DIRECTIONS: Locate the lines where "date" occurs and copy them as they stand.

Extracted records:
- - - - - - -

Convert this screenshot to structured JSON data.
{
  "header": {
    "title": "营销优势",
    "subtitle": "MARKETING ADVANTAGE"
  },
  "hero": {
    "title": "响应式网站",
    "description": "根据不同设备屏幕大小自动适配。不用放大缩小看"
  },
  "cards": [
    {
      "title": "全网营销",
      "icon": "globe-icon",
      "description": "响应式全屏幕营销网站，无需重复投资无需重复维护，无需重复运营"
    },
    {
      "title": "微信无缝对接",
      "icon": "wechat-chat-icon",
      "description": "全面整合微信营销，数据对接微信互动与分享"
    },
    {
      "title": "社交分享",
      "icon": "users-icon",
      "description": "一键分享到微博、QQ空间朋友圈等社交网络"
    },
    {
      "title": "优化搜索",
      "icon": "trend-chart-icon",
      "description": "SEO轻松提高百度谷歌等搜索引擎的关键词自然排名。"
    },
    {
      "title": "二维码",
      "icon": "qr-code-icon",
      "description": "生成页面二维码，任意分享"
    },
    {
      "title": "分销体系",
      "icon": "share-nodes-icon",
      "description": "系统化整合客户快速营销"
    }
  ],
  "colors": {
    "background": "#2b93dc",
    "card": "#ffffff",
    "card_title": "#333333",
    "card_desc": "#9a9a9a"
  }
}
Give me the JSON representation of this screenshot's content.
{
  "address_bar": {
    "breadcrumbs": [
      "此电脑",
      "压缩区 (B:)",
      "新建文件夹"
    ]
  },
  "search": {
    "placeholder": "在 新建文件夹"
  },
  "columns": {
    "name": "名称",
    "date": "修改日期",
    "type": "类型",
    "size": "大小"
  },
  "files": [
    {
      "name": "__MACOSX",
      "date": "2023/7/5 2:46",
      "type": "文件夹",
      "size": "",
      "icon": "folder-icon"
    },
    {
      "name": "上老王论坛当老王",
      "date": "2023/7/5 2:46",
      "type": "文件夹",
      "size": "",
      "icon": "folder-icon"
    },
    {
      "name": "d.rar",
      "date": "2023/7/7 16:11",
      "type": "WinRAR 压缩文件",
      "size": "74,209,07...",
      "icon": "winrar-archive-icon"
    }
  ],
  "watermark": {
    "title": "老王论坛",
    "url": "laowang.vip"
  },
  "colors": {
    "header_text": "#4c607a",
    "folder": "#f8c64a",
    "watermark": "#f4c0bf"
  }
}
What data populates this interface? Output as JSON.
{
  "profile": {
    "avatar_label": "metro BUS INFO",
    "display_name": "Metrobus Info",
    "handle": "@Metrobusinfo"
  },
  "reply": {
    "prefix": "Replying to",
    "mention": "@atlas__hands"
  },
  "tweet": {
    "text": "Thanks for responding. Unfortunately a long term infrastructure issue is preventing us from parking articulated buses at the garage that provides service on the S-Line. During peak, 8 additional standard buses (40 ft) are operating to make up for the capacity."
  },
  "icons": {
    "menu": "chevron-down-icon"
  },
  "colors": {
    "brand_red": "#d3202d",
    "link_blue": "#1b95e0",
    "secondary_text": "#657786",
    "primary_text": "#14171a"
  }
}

- - - - - - -

THE ANSWER:
    "date": "修改日期",
      "date": "2023/7/5 2:46",
      "date": "2023/7/5 2:46",
      "date": "2023/7/7 16:11",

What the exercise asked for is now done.